- [WORK REQUIRED] Write out the artist profile from "He posed as" up to and including "contemporary queer art.", swapping "gallery showing" for "exhibition".

- [EXCERPT TO READ]
**********

PROFILES IN ART

Barry Morse, A Queer Artist For Anyone Who’s Wanted To Be Someone Else

https://www.youtube.com/watch?v=zYzJvWQzY0k

To anyone who has ever wanted to leave their awkward body and become a bodybuilder, supermodel, celebrity, drag queen, stripper, historical figure, or cartoon character — for one day or the rest of their lives — gay multimedia Barry Morse empathizes. Ever since childhood he’s wanted to become everything he has ever found attractive. It’s an obsession that led him to striptease as a sexy Shirley Temple, take steroids to compete in body building, and undergo more than seven plastic surgeries to “fix” his face.

He posed as a muscular nude in his latest gallery showing (Narcississy), did a series of self-portraits costumed like iconic celebrities (The Morphing Man), and dressed as a leopard-thonged punk-rocker in his most recent short film, Mouse’s Birthday (which just screened at Outfest in LA). But while such eccentric work may seem intensely vain, dramatic, and even insane, Morse’s artwork explores the psychological aspects of self image, childhood, and media in a challenging and eclectic body of work at the forefront of contemporary queer art.

**********

- [DATA EXCERPT]
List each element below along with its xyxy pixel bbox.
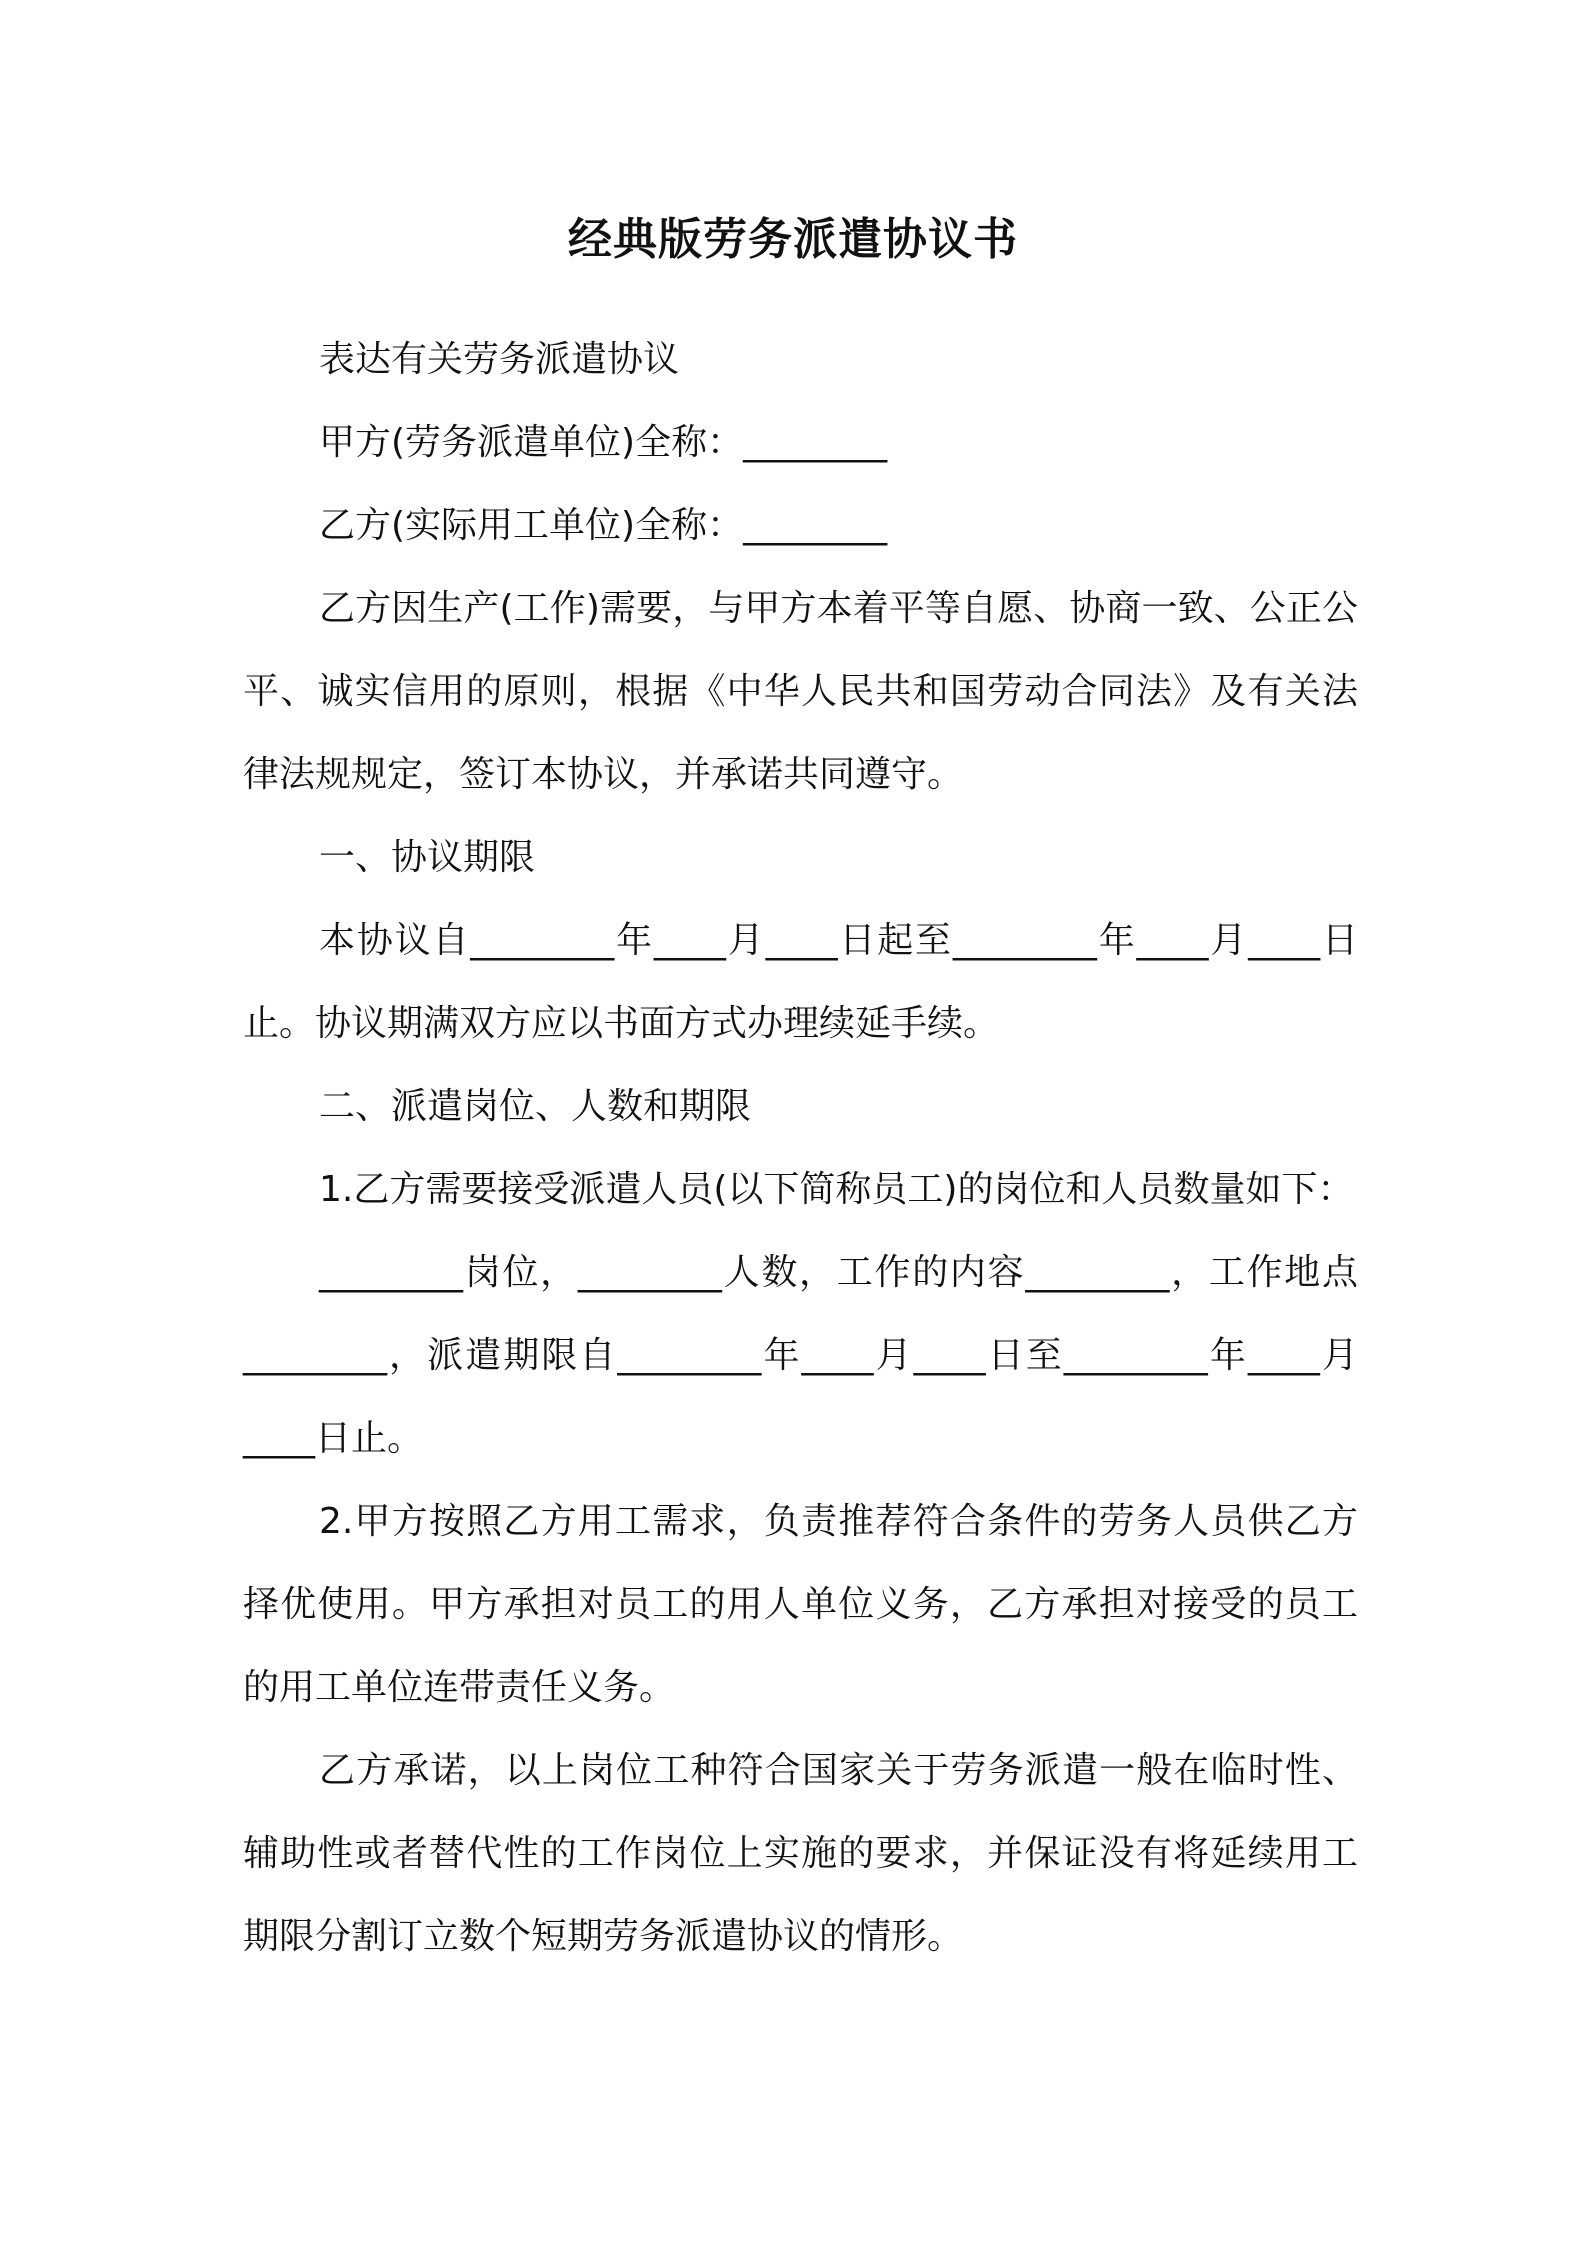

**********

- [PROBLEM SOLUTION]
He posed as a muscular nude in his latest exhibition (Narcississy), did a series of self-portraits costumed like iconic celebrities (The Morphing Man), and dressed as a leopard-thonged punk-rocker in his most recent short film, Mouse’s Birthday (which just screened at Outfest in LA). But while such eccentric work may seem intensely vain, dramatic, and even insane, Morse’s artwork explores the psychological aspects of self image, childhood, and media in a challenging and eclectic body of work at the forefront of contemporary queer art.